** Begin Information provided **

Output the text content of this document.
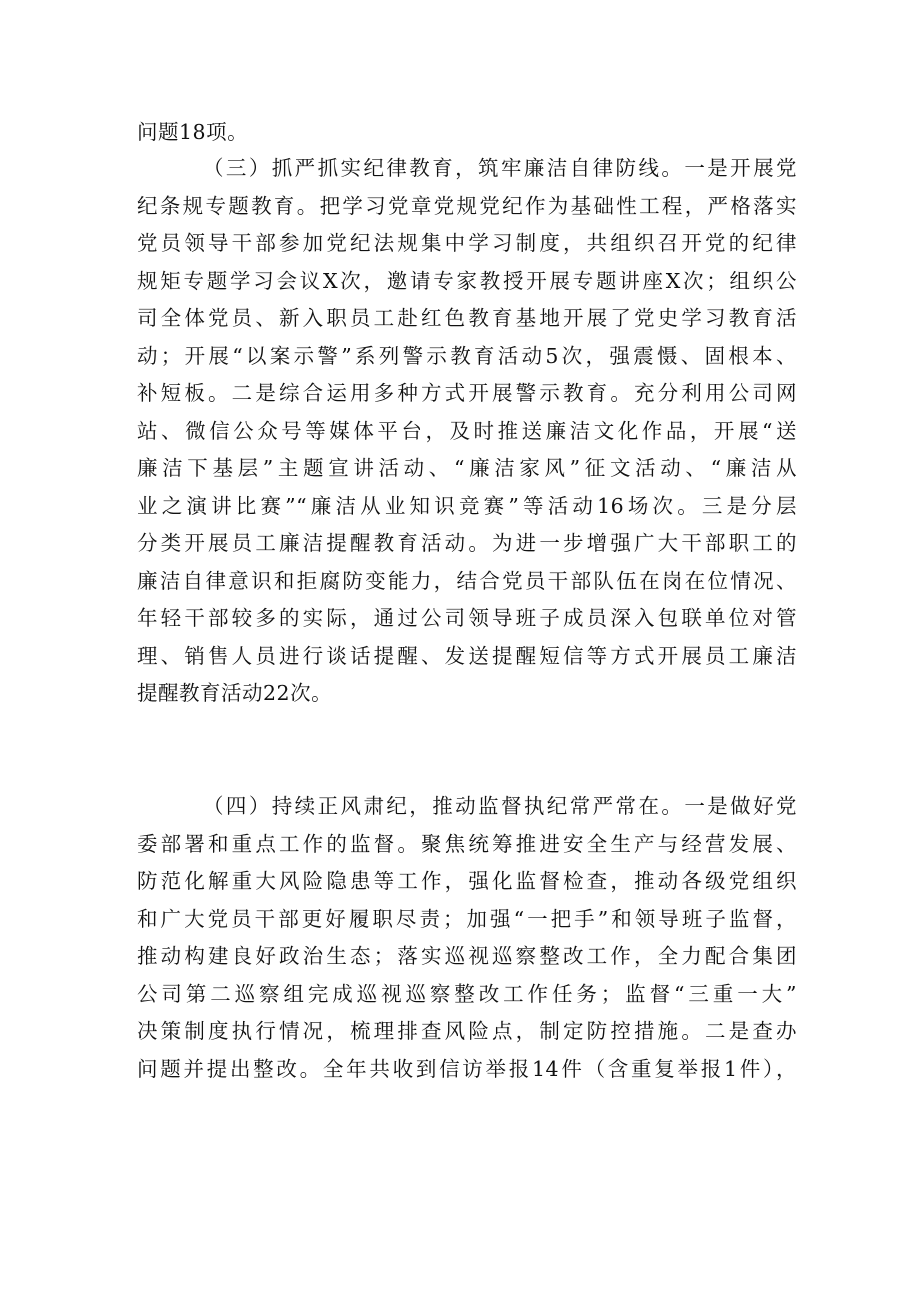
问题18项。
（三）抓严抓实纪律教育，筑牢廉洁自律防线。一是开展党
纪条规专题教育。把学习党章党规党纪作为基础性工程，严格落实
党员领导干部参加党纪法规集中学习制度，共组织召开党的纪律
规矩专题学习会议X次，邀请专家教授开展专题讲座X次；组织公
司全体党员、新入职员工赴红色教育基地开展了党史学习教育活
动；开展“以案示警”系列警示教育活动5次，强震慑、固根本、
补短板。二是综合运用多种方式开展警示教育。充分利用公司网
站、微信公众号等媒体平台，及时推送廉洁文化作品，开展“送
廉洁下基层”主题宣讲活动、“廉洁家风”征文活动、“廉洁从
业之演讲比赛”“廉洁从业知识竞赛”等活动16场次。三是分层
分类开展员工廉洁提醒教育活动。为进一步增强广大干部职工的
廉洁自律意识和拒腐防变能力，结合党员干部队伍在岗在位情况、
年轻干部较多的实际，通过公司领导班子成员深入包联单位对管
理、销售人员进行谈话提醒、发送提醒短信等方式开展员工廉洁
提醒教育活动22次。
（四）持续正风肃纪，推动监督执纪常严常在。一是做好党
委部署和重点工作的监督。聚焦统筹推进安全生产与经营发展、
防范化解重大风险隐患等工作，强化监督检查，推动各级党组织
和广大党员干部更好履职尽责；加强“一把手”和领导班子监督，
推动构建良好政治生态；落实巡视巡察整改工作，全力配合集团
公司第二巡察组完成巡视巡察整改工作任务；监督“三重一大”
决策制度执行情况，梳理排查风险点，制定防控措施。二是查办
问题并提出整改。全年共收到信访举报14件（含重复举报1件），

** End Information provided **

Required task: Copy out each record shown above without alteration, skipping any picture.

Complete answer:
Output the text content of this document.
问题18项。
（三）抓严抓实纪律教育，筑牢廉洁自律防线。一是开展党
纪条规专题教育。把学习党章党规党纪作为基础性工程，严格落实
党员领导干部参加党纪法规集中学习制度，共组织召开党的纪律
规矩专题学习会议X次，邀请专家教授开展专题讲座X次；组织公
司全体党员、新入职员工赴红色教育基地开展了党史学习教育活
动；开展“以案示警”系列警示教育活动5次，强震慑、固根本、
补短板。二是综合运用多种方式开展警示教育。充分利用公司网
站、微信公众号等媒体平台，及时推送廉洁文化作品，开展“送
廉洁下基层”主题宣讲活动、“廉洁家风”征文活动、“廉洁从
业之演讲比赛”“廉洁从业知识竞赛”等活动16场次。三是分层
分类开展员工廉洁提醒教育活动。为进一步增强广大干部职工的
廉洁自律意识和拒腐防变能力，结合党员干部队伍在岗在位情况、
年轻干部较多的实际，通过公司领导班子成员深入包联单位对管
理、销售人员进行谈话提醒、发送提醒短信等方式开展员工廉洁
提醒教育活动22次。
（四）持续正风肃纪，推动监督执纪常严常在。一是做好党
委部署和重点工作的监督。聚焦统筹推进安全生产与经营发展、
防范化解重大风险隐患等工作，强化监督检查，推动各级党组织
和广大党员干部更好履职尽责；加强“一把手”和领导班子监督，
推动构建良好政治生态；落实巡视巡察整改工作，全力配合集团
公司第二巡察组完成巡视巡察整改工作任务；监督“三重一大”
决策制度执行情况，梳理排查风险点，制定防控措施。二是查办
问题并提出整改。全年共收到信访举报14件（含重复举报1件），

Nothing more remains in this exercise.